* START Material provided *

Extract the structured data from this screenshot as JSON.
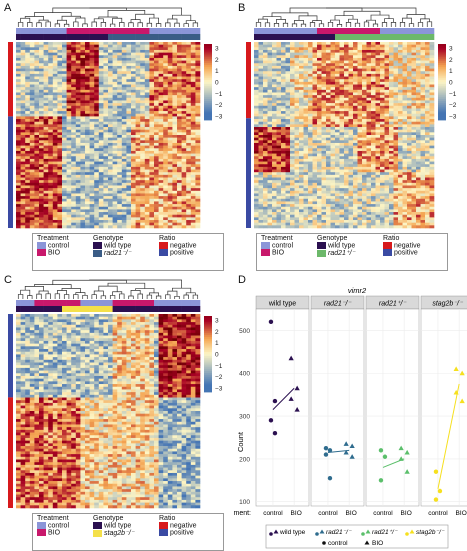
{
  "panels": {
    "A": {
      "letter": "A"
    },
    "B": {
      "letter": "B"
    },
    "C": {
      "letter": "C"
    },
    "D": {
      "letter": "D"
    }
  },
  "colorbar": {
    "ticks": [
      "3",
      "2",
      "1",
      "0",
      "−1",
      "−2",
      "−3"
    ]
  },
  "legendA": {
    "treatment_title": "Treatment",
    "treatment_items": [
      "control",
      "BIO"
    ],
    "genotype_title": "Genotype",
    "genotype_items": [
      "wild type",
      "rad21⁻/⁻"
    ],
    "ratio_title": "Ratio",
    "ratio_items": [
      "negative",
      "positive"
    ]
  },
  "legendB": {
    "treatment_title": "Treatment",
    "treatment_items": [
      "control",
      "BIO"
    ],
    "genotype_title": "Genotype",
    "genotype_items": [
      "wild type",
      "rad21⁺/⁻"
    ],
    "ratio_title": "Ratio",
    "ratio_items": [
      "negative",
      "positive"
    ]
  },
  "legendC": {
    "treatment_title": "Treatment",
    "treatment_items": [
      "control",
      "BIO"
    ],
    "genotype_title": "Genotype",
    "genotype_items": [
      "wild type",
      "stag2b⁻/⁻"
    ],
    "ratio_title": "Ratio",
    "ratio_items": [
      "negative",
      "positive"
    ]
  },
  "colors": {
    "control": "#8b95d8",
    "BIO": "#c8186b",
    "wildtype": "#2b1050",
    "rad21_hom": "#3a5c86",
    "rad21_het": "#6cb86a",
    "stag2b": "#f4e04a",
    "negative": "#d7191c",
    "positive": "#3a4aa3",
    "hm_hi": "#b2182b",
    "hm_mid": "#fdf5c4",
    "hm_lo": "#4575b4",
    "wt_pt": "#2b1050",
    "rad21_hom_pt": "#2f6c8e",
    "rad21_het_pt": "#5bbf6b",
    "stag2b_pt": "#f6e01e"
  },
  "chart_data": {
    "type": "scatter",
    "title": "vimr2",
    "ylabel": "Count",
    "xlabel": "Treatment:",
    "ylim": [
      90,
      550
    ],
    "yticks": [
      100,
      200,
      300,
      400,
      500
    ],
    "facets": [
      {
        "name": "wild type",
        "control": [
          520,
          335,
          290,
          260
        ],
        "bio": [
          435,
          365,
          340,
          315
        ],
        "line": [
          315,
          365
        ]
      },
      {
        "name": "rad21⁻/⁻",
        "control": [
          225,
          220,
          210,
          155
        ],
        "bio": [
          235,
          230,
          215,
          205
        ],
        "line": [
          215,
          220
        ]
      },
      {
        "name": "rad21⁺/⁻",
        "control": [
          220,
          205,
          150
        ],
        "bio": [
          225,
          215,
          200,
          170
        ],
        "line": [
          180,
          200
        ]
      },
      {
        "name": "stag2b⁻/⁻",
        "control": [
          170,
          125,
          105
        ],
        "bio": [
          410,
          400,
          355,
          335
        ],
        "line": [
          130,
          375
        ]
      }
    ],
    "x_categories": [
      "control",
      "BIO"
    ],
    "legend_genotypes": [
      "wild type",
      "rad21⁻/⁻",
      "rad21⁺/⁻",
      "stag2b⁻/⁻"
    ],
    "legend_treatments": [
      "control",
      "BIO"
    ]
  }
}
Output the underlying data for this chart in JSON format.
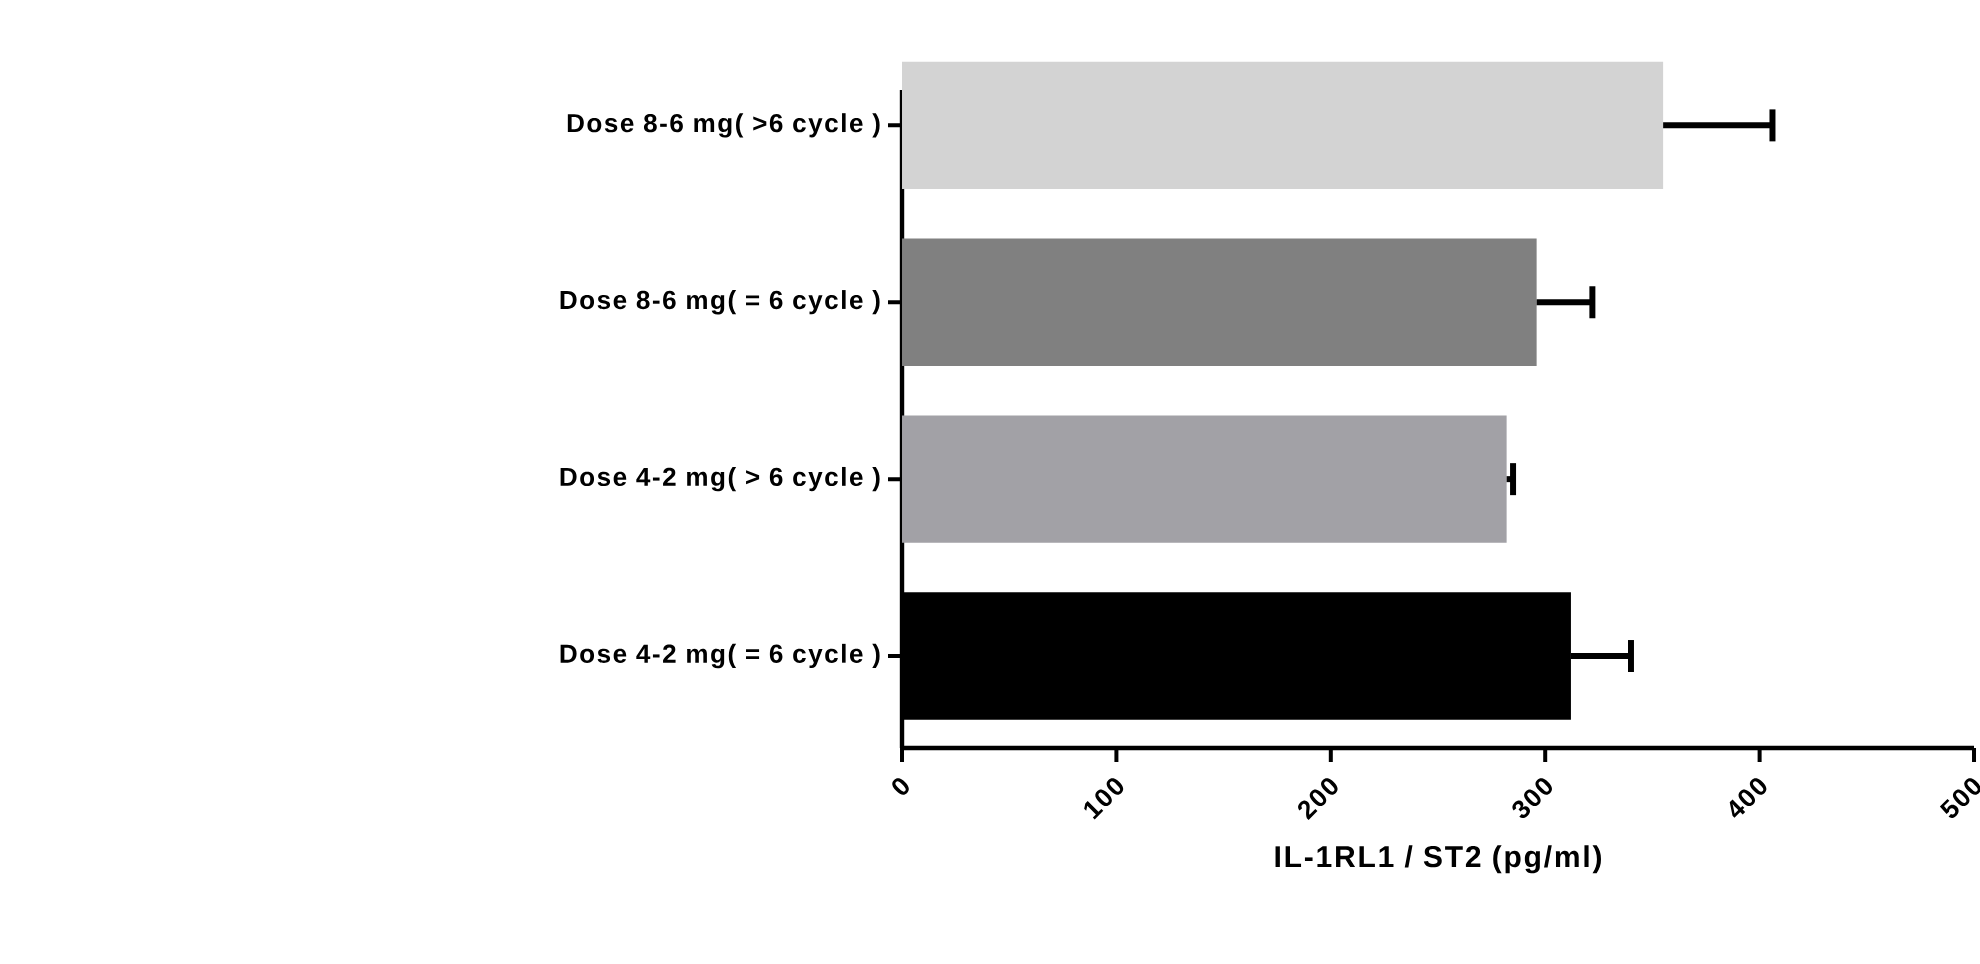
{
  "chart_data": {
    "type": "bar",
    "orientation": "horizontal",
    "xlabel": "IL-1RL1 / ST2 (pg/ml)",
    "categories": [
      "Dose 8-6 mg( >6 cycle )",
      "Dose 8-6 mg( = 6 cycle )",
      "Dose 4-2 mg( > 6 cycle )",
      "Dose 4-2 mg( = 6 cycle )"
    ],
    "values": [
      355,
      296,
      282,
      312
    ],
    "errors": [
      [
        355,
        406
      ],
      [
        296,
        322
      ],
      [
        282,
        285
      ],
      [
        312,
        340
      ]
    ],
    "colors": [
      "#d3d3d3",
      "#808080",
      "#a2a1a6",
      "#000000"
    ],
    "xlim": [
      0,
      500
    ],
    "xticks": [
      0,
      100,
      200,
      300,
      400,
      500
    ],
    "grid": false
  }
}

* END Material provided *

## [Exercise task]
Say how many lines of the data hold the string "name". Reply with the number alone.

## [Written response]
4